## INPUT RECORDS
____

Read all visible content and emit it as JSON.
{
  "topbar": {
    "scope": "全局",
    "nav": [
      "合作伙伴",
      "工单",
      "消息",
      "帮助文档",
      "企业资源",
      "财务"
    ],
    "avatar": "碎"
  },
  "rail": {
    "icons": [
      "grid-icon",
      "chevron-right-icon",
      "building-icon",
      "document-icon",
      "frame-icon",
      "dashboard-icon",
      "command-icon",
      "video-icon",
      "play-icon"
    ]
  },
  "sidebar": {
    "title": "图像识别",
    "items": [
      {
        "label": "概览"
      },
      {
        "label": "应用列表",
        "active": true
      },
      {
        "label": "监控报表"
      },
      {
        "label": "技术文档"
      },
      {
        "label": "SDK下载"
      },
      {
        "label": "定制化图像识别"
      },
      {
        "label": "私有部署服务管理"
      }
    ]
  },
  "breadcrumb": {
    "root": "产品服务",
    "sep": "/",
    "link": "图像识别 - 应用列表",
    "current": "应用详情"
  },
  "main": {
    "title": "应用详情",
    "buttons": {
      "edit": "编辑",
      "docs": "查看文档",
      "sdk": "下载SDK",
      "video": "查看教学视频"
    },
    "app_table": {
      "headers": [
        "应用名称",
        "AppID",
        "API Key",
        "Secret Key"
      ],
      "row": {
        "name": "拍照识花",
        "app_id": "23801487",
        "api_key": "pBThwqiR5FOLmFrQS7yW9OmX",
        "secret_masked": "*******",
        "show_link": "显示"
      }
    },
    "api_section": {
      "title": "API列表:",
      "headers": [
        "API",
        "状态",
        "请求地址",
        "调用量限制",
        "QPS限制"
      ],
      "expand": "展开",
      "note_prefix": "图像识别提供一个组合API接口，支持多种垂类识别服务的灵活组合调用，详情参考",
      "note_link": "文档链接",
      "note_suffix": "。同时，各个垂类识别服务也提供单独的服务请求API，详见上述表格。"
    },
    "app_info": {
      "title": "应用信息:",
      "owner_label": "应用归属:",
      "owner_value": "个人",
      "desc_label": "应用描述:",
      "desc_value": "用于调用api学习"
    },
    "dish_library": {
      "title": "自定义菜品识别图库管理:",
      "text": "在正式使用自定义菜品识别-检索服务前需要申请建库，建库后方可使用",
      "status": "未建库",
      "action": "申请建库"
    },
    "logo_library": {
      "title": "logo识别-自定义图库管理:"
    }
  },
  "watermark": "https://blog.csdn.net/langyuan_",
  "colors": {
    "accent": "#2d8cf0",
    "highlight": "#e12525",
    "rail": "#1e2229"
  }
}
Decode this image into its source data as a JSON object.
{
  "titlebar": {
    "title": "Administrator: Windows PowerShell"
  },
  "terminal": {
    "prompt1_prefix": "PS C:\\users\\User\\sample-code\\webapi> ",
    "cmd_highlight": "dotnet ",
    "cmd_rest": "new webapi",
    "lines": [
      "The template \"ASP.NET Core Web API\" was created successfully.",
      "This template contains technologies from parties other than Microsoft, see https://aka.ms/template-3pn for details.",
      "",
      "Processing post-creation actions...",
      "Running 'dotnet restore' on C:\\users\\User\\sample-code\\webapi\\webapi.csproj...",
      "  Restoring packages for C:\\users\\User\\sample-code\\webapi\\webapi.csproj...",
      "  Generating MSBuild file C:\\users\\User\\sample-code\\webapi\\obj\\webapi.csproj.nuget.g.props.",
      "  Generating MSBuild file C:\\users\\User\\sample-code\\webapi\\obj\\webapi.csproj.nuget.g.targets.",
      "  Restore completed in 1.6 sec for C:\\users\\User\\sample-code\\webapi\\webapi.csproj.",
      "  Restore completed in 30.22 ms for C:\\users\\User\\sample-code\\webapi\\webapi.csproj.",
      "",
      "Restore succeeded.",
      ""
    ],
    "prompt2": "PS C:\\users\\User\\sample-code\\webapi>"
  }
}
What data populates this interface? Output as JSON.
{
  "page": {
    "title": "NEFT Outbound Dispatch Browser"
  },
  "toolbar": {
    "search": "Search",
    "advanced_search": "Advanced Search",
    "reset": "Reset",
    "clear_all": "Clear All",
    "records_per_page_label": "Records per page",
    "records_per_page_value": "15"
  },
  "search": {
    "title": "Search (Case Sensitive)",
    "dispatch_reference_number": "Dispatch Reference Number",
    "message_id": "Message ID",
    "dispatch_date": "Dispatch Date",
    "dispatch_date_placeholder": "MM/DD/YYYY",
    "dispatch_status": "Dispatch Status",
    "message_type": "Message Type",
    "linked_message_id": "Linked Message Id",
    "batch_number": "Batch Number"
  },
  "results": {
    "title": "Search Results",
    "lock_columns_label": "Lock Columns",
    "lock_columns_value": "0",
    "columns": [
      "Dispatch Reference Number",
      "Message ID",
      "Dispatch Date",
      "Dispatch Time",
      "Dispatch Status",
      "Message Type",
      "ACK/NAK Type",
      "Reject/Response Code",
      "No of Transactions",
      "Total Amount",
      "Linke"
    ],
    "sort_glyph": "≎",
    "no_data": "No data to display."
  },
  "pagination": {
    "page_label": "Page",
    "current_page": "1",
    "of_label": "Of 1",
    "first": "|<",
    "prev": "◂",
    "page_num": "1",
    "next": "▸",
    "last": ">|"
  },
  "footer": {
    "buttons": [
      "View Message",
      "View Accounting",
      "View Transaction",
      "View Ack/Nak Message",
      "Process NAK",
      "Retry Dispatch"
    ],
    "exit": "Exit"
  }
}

____

## WHAT IS BEING ASKED
All lines from the one containing "What data populates" through the final line of the listing above are to be reproduced exactly; include both and add nothing.

## RESULT
What data populates this interface? Output as JSON.
{
  "page": {
    "title": "NEFT Outbound Dispatch Browser"
  },
  "toolbar": {
    "search": "Search",
    "advanced_search": "Advanced Search",
    "reset": "Reset",
    "clear_all": "Clear All",
    "records_per_page_label": "Records per page",
    "records_per_page_value": "15"
  },
  "search": {
    "title": "Search (Case Sensitive)",
    "dispatch_reference_number": "Dispatch Reference Number",
    "message_id": "Message ID",
    "dispatch_date": "Dispatch Date",
    "dispatch_date_placeholder": "MM/DD/YYYY",
    "dispatch_status": "Dispatch Status",
    "message_type": "Message Type",
    "linked_message_id": "Linked Message Id",
    "batch_number": "Batch Number"
  },
  "results": {
    "title": "Search Results",
    "lock_columns_label": "Lock Columns",
    "lock_columns_value": "0",
    "columns": [
      "Dispatch Reference Number",
      "Message ID",
      "Dispatch Date",
      "Dispatch Time",
      "Dispatch Status",
      "Message Type",
      "ACK/NAK Type",
      "Reject/Response Code",
      "No of Transactions",
      "Total Amount",
      "Linke"
    ],
    "sort_glyph": "≎",
    "no_data": "No data to display."
  },
  "pagination": {
    "page_label": "Page",
    "current_page": "1",
    "of_label": "Of 1",
    "first": "|<",
    "prev": "◂",
    "page_num": "1",
    "next": "▸",
    "last": ">|"
  },
  "footer": {
    "buttons": [
      "View Message",
      "View Accounting",
      "View Transaction",
      "View Ack/Nak Message",
      "Process NAK",
      "Retry Dispatch"
    ],
    "exit": "Exit"
  }
}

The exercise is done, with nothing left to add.